§ Goal of the exercise: Count, in the entries, the lines with "JSON". Answer with the number only.

§ Records for this task:
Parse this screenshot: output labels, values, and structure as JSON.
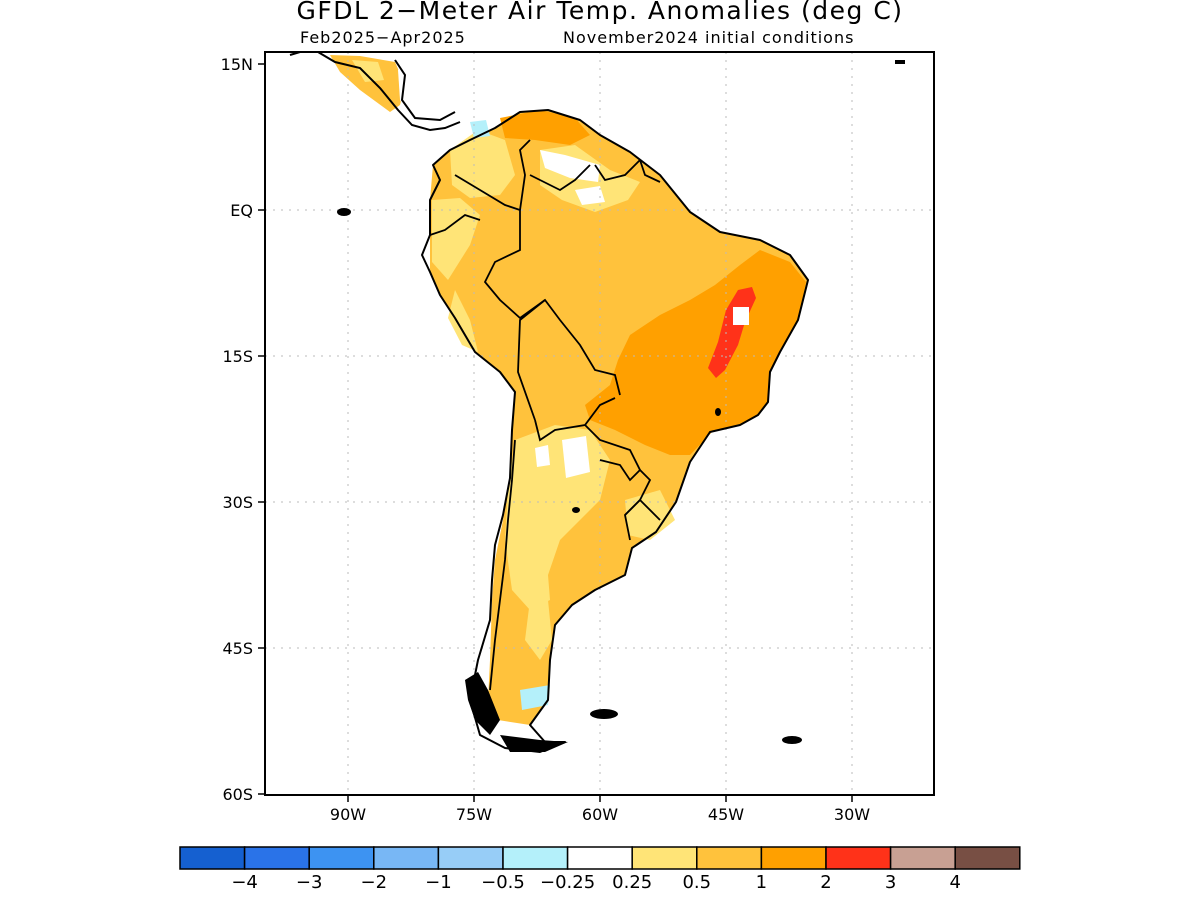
{
  "header": {
    "title": "GFDL 2−Meter Air Temp. Anomalies (deg C)",
    "period": "Feb2025−Apr2025",
    "init": "November2024 initial conditions"
  },
  "axes": {
    "lat_labels": [
      "15N",
      "EQ",
      "15S",
      "30S",
      "45S",
      "60S"
    ],
    "lon_labels": [
      "90W",
      "75W",
      "60W",
      "45W",
      "30W"
    ]
  },
  "colorbar": {
    "colors": [
      "#1560d0",
      "#2a73e8",
      "#3d93f2",
      "#78b7f5",
      "#97cdf7",
      "#b4f0fa",
      "#ffffff",
      "#ffe477",
      "#ffc23c",
      "#ffa000",
      "#ff3219",
      "#c8a093",
      "#784f44"
    ],
    "labels": [
      "−4",
      "−3",
      "−2",
      "−1",
      "−0.5",
      "−0.25",
      "0.25",
      "0.5",
      "1",
      "2",
      "3",
      "4"
    ]
  },
  "map_data": {
    "variable": "2-meter air temperature anomaly",
    "units": "deg C",
    "region": "South America",
    "grid_lines": "dotted",
    "dominant_category": "0.5 to 1",
    "max_category": "2 to 3",
    "max_region": "east-central Brazil"
  }
}
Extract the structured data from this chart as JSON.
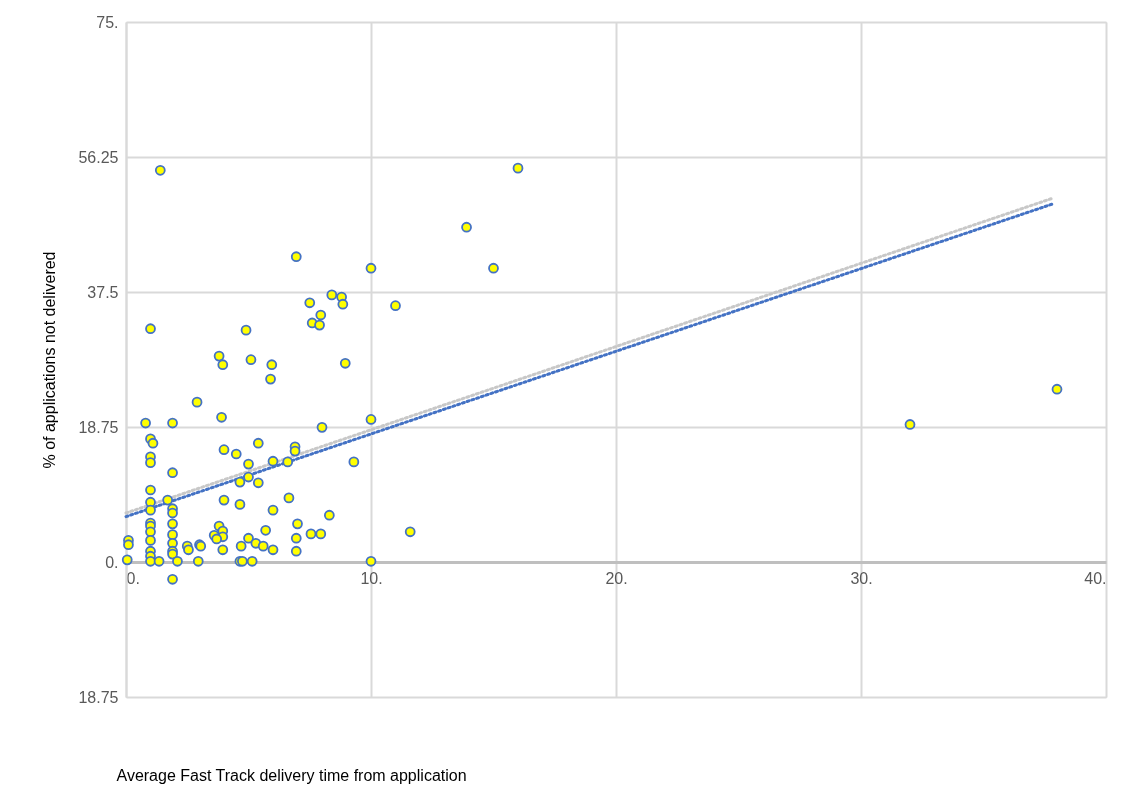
{
  "chart_data": {
    "type": "scatter",
    "xlabel": "Average Fast Track delivery time from application",
    "ylabel": "% of applications not delivered",
    "xlim": [
      0,
      40
    ],
    "xticks": [
      {
        "value": 0,
        "label": "0."
      },
      {
        "value": 10,
        "label": "10."
      },
      {
        "value": 20,
        "label": "20."
      },
      {
        "value": 30,
        "label": "30."
      },
      {
        "value": 40,
        "label": "40."
      }
    ],
    "ylim": [
      -18.75,
      75
    ],
    "yticks": [
      {
        "value": -18.75,
        "label": "18.75"
      },
      {
        "value": 0,
        "label": "0."
      },
      18.75,
      37.5,
      56.25,
      {
        "value": 75,
        "label": "75."
      }
    ],
    "grid": true,
    "series": [
      {
        "color": "#ffff00",
        "marker": "circle",
        "x": [
          0.05,
          0.1,
          0.1,
          0.8,
          1,
          1,
          1.1,
          1,
          1,
          1,
          1,
          1,
          1,
          1,
          1,
          1,
          1,
          1,
          1,
          1.35,
          1.4,
          1.7,
          1.9,
          1.9,
          1.9,
          1.9,
          1.9,
          1.9,
          1.9,
          1.9,
          1.9,
          1.9,
          2.1,
          2.5,
          2.55,
          2.9,
          2.95,
          3.0,
          3.05,
          3.9,
          4.0,
          4.5,
          5.4,
          5.0,
          6.0,
          6.6,
          6.9,
          6.9,
          5.0,
          4.65,
          5.4,
          8.0,
          10,
          9.3,
          4.0,
          4.65,
          6.65,
          6.0,
          8.3,
          7.0,
          5.7,
          3.8,
          3.95,
          3.6,
          3.95,
          3.7,
          5.0,
          5.3,
          4.7,
          5.6,
          6.0,
          3.95,
          6.95,
          7.55,
          7.95,
          6.95,
          4.65,
          4.75,
          5.15,
          10,
          6.95,
          10,
          8.4,
          8.8,
          8.85,
          7.5,
          11.0,
          7.95,
          7.6,
          7.9,
          4.9,
          3.8,
          3.95,
          5.1,
          5.95,
          5.9,
          8.95,
          16.0,
          13.9,
          15.0,
          11.6,
          32.0,
          38.0
        ],
        "values": [
          0.3,
          3,
          2.4,
          19.3,
          32.4,
          17.1,
          16.5,
          14.6,
          13.8,
          10,
          8.3,
          7.2,
          5.4,
          5,
          4.2,
          3,
          1.5,
          0.8,
          0.1,
          0.1,
          54.4,
          8.6,
          19.3,
          12.4,
          7.4,
          6.8,
          5.3,
          3.8,
          2.6,
          1.5,
          1.1,
          -2.4,
          0.1,
          2.2,
          1.7,
          22.2,
          0.1,
          2.4,
          2.2,
          20.1,
          15.6,
          15,
          16.5,
          13.6,
          14.0,
          13.9,
          16.0,
          15.4,
          11.8,
          11.1,
          11.0,
          18.7,
          19.8,
          13.9,
          8.6,
          8.0,
          8.9,
          7.2,
          6.5,
          5.3,
          4.4,
          5.0,
          4.3,
          3.7,
          3.5,
          3.2,
          3.3,
          2.6,
          2.2,
          2.2,
          1.7,
          1.7,
          3.3,
          3.9,
          3.9,
          1.5,
          0.1,
          0.1,
          0.1,
          0.1,
          42.4,
          40.8,
          37.1,
          36.8,
          35.8,
          36.0,
          35.6,
          34.3,
          33.2,
          32.9,
          32.2,
          28.6,
          27.4,
          28.1,
          27.4,
          25.4,
          27.6,
          54.7,
          46.5,
          40.8,
          4.2,
          19.1,
          24.0
        ]
      },
      {
        "type": "line",
        "color": "#c8c8c8",
        "line_style": "dotted",
        "marker": "none",
        "x": [
          0,
          37.8
        ],
        "values": [
          6.8,
          50.5
        ]
      },
      {
        "type": "line",
        "color": "#4472c4",
        "line_style": "dotted",
        "marker": "none",
        "x": [
          0,
          37.8
        ],
        "values": [
          6.3,
          49.7
        ]
      }
    ]
  }
}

§ Expected output: 2